:: Aim ::
Select every line containing the word "Products" from the material, and copy those lines.

:: Supplied records ::
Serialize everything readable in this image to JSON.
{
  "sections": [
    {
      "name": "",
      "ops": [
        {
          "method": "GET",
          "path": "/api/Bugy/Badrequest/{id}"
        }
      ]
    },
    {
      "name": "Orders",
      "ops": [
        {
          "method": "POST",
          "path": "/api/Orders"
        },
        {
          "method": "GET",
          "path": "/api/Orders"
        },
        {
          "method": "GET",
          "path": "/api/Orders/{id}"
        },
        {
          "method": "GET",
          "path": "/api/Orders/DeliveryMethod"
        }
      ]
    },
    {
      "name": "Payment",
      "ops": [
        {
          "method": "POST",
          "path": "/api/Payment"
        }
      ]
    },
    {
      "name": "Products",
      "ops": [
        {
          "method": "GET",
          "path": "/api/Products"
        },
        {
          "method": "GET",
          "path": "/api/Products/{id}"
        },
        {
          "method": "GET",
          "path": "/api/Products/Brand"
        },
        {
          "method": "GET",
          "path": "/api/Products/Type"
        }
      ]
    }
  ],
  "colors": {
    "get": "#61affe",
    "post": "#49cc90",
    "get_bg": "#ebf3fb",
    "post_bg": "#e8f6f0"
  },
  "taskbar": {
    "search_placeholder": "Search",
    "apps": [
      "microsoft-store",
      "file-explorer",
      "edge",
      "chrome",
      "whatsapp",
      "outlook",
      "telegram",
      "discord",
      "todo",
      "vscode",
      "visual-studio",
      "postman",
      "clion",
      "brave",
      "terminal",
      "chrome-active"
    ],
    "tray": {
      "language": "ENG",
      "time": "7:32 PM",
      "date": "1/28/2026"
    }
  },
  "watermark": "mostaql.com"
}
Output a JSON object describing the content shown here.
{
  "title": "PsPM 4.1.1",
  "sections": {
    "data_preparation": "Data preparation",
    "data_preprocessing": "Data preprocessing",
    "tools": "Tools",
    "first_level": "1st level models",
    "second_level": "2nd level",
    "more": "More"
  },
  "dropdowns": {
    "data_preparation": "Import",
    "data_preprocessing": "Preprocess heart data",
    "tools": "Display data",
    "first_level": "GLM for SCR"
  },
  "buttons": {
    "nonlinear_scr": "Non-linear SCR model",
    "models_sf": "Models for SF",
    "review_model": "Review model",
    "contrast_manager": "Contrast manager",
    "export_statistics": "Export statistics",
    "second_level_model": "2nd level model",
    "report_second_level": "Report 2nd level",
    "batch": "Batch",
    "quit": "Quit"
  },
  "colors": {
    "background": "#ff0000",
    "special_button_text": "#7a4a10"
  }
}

:: Result of the task ::
      "name": "Products",
          "path": "/api/Products"
          "path": "/api/Products/{id}"
          "path": "/api/Products/Brand"
          "path": "/api/Products/Type"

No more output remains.